··· Listing ···
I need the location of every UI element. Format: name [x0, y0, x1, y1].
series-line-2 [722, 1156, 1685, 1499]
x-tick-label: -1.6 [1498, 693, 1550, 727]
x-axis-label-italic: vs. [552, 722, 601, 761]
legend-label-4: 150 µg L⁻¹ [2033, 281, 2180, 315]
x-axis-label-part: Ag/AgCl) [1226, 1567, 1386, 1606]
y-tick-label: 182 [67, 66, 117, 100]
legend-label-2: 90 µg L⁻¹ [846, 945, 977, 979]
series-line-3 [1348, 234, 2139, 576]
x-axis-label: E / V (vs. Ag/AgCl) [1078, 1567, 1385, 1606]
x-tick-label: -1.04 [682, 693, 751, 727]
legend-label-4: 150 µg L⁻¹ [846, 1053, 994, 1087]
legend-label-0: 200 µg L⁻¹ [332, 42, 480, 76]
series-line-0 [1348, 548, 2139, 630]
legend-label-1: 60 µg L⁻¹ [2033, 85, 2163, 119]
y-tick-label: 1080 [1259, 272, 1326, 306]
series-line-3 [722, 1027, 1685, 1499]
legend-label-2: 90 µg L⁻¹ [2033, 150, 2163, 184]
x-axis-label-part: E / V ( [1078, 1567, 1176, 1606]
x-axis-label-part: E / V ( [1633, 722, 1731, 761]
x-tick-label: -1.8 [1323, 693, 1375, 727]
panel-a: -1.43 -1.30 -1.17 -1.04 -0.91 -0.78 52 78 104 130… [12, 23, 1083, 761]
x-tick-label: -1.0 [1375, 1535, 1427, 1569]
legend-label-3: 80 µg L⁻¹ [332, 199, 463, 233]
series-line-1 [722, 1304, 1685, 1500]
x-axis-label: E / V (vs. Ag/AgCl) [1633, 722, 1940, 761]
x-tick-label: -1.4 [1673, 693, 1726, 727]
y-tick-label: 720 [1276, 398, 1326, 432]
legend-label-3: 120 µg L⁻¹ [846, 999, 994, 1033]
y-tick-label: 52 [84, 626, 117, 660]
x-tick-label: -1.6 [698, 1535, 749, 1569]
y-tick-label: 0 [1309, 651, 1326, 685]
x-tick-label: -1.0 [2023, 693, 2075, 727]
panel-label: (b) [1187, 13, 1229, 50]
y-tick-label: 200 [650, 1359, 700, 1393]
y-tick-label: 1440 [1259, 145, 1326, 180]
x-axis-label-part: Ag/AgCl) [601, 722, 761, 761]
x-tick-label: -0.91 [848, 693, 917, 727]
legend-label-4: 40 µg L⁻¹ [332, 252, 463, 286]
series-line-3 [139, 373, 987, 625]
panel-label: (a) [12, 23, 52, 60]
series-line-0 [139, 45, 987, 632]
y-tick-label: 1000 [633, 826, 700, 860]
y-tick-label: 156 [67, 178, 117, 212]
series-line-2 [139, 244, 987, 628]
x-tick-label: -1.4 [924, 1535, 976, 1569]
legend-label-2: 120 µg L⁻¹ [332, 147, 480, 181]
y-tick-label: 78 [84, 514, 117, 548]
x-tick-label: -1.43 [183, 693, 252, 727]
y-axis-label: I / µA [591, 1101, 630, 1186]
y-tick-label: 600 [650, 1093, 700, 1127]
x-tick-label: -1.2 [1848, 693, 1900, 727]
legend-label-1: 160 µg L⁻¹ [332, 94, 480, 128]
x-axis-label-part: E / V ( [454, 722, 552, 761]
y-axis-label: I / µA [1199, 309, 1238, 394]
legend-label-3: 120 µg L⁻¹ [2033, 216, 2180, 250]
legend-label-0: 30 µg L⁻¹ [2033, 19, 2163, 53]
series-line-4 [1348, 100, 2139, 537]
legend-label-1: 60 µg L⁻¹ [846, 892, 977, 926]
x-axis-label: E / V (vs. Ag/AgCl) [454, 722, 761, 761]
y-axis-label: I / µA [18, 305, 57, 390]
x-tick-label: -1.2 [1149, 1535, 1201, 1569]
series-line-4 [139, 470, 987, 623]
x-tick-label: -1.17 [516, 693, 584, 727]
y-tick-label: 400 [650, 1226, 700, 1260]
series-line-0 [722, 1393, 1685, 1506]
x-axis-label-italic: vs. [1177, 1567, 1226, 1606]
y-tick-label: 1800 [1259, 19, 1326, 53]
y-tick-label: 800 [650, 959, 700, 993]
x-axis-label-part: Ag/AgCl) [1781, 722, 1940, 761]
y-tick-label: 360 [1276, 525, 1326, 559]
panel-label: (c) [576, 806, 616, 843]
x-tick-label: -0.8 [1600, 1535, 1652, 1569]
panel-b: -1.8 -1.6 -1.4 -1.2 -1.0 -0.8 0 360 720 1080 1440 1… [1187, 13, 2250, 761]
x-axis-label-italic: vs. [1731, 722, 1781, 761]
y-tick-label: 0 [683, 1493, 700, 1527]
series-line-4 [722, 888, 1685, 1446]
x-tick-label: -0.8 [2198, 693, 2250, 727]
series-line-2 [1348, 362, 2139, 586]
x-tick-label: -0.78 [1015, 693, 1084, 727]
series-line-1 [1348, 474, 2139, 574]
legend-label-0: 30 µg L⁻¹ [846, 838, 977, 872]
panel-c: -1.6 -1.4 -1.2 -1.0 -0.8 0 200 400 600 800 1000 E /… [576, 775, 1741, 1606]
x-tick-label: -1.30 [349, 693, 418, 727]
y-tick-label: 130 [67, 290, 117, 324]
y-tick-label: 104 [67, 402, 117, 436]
···
Task prompt> Locate every line in the data above that contains the string "italic", and copy each of those lines in full.

Final result>
x-axis-label-italic: vs. [552, 722, 601, 761]
x-axis-label-italic: vs. [1177, 1567, 1226, 1606]
x-axis-label-italic: vs. [1731, 722, 1781, 761]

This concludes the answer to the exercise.